▶ _PROVIDED ENTRIES_

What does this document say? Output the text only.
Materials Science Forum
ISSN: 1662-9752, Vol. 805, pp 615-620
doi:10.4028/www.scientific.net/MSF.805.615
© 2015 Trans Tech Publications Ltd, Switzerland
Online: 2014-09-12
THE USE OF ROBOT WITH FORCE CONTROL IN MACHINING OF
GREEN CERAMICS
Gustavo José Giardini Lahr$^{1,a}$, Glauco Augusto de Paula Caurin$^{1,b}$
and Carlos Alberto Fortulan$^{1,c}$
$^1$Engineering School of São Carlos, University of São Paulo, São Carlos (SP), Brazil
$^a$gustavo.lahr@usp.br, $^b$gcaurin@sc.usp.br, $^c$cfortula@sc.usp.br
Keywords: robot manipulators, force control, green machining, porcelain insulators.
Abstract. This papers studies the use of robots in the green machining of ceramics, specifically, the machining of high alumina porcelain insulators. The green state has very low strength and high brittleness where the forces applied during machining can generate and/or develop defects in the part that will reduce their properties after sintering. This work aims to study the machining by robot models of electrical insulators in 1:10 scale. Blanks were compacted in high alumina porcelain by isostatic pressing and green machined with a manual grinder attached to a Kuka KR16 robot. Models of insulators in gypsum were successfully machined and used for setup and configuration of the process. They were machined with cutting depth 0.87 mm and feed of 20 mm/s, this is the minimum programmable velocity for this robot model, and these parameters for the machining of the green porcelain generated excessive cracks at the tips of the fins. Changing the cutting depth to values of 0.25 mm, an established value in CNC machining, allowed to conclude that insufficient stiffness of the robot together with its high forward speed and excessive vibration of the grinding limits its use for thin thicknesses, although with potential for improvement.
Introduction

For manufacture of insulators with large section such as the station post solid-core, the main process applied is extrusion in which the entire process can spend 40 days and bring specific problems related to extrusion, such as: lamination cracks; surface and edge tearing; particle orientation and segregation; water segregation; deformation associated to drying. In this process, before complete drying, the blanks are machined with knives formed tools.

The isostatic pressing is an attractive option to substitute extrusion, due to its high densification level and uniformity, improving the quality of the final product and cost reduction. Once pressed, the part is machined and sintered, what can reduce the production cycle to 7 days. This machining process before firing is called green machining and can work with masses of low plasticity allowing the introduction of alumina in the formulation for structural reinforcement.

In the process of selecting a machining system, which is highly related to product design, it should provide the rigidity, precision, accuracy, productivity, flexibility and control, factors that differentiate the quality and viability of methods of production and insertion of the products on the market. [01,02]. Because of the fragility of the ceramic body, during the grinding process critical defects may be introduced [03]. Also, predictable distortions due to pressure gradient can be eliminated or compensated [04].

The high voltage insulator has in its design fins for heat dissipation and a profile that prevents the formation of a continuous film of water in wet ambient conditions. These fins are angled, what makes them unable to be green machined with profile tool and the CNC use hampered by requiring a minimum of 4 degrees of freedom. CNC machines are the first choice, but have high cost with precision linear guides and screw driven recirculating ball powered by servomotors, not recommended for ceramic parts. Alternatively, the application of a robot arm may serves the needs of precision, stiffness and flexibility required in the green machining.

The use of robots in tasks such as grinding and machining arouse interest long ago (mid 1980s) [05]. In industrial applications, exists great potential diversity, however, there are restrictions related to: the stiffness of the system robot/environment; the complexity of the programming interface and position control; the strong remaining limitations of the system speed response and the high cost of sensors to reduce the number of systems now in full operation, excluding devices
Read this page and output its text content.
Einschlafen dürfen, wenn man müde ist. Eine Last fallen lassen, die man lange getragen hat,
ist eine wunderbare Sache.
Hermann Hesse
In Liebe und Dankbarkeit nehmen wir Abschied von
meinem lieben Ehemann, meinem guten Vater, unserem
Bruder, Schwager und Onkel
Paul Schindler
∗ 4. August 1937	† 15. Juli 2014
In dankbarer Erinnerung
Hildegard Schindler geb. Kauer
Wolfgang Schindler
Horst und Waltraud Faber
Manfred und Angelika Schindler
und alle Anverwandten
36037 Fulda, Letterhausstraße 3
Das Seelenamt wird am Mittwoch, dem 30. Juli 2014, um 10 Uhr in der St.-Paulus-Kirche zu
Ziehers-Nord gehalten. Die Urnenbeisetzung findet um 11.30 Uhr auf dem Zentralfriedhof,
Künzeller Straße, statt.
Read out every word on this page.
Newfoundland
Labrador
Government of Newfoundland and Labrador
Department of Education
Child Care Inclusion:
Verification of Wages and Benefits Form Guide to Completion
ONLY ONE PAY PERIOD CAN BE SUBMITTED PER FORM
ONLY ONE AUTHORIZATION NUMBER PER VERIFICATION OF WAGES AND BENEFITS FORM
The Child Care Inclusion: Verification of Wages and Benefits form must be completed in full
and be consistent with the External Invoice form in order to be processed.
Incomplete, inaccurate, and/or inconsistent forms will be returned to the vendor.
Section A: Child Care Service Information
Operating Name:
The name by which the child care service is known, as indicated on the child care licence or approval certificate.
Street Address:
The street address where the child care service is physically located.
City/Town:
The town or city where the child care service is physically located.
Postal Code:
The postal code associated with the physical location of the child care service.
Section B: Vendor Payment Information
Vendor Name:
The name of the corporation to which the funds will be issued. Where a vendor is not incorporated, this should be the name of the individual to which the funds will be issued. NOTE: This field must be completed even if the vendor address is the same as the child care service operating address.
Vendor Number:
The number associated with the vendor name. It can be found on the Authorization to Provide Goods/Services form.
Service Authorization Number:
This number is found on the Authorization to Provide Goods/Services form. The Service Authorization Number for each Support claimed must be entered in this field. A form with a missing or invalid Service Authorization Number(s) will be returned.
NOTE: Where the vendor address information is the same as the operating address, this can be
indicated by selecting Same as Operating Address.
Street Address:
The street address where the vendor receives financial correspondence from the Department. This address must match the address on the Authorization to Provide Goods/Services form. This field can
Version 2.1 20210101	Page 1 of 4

▶ _OBJECTIVE_
Select and copy every line of the material that holds the string "quality".

▶ _THE ANSWER_
The isostatic pressing is an attractive option to substitute extrusion, due to its high densification level and uniformity, improving the quality of the final product and cost reduction. Once pressed, the part is machined and sintered, what can reduce the production cycle to 7 days. This machining process before firing is called green machining and can work with masses of low plasticity allowing the introduction of alumina in the formulation for structural reinforcement.
In the process of selecting a machining system, which is highly related to product design, it should provide the rigidity, precision, accuracy, productivity, flexibility and control, factors that differentiate the quality and viability of methods of production and insertion of the products on the market. [01,02]. Because of the fragility of the ceramic body, during the grinding process critical defects may be introduced [03]. Also, predictable distortions due to pressure gradient can be eliminated or compensated [04].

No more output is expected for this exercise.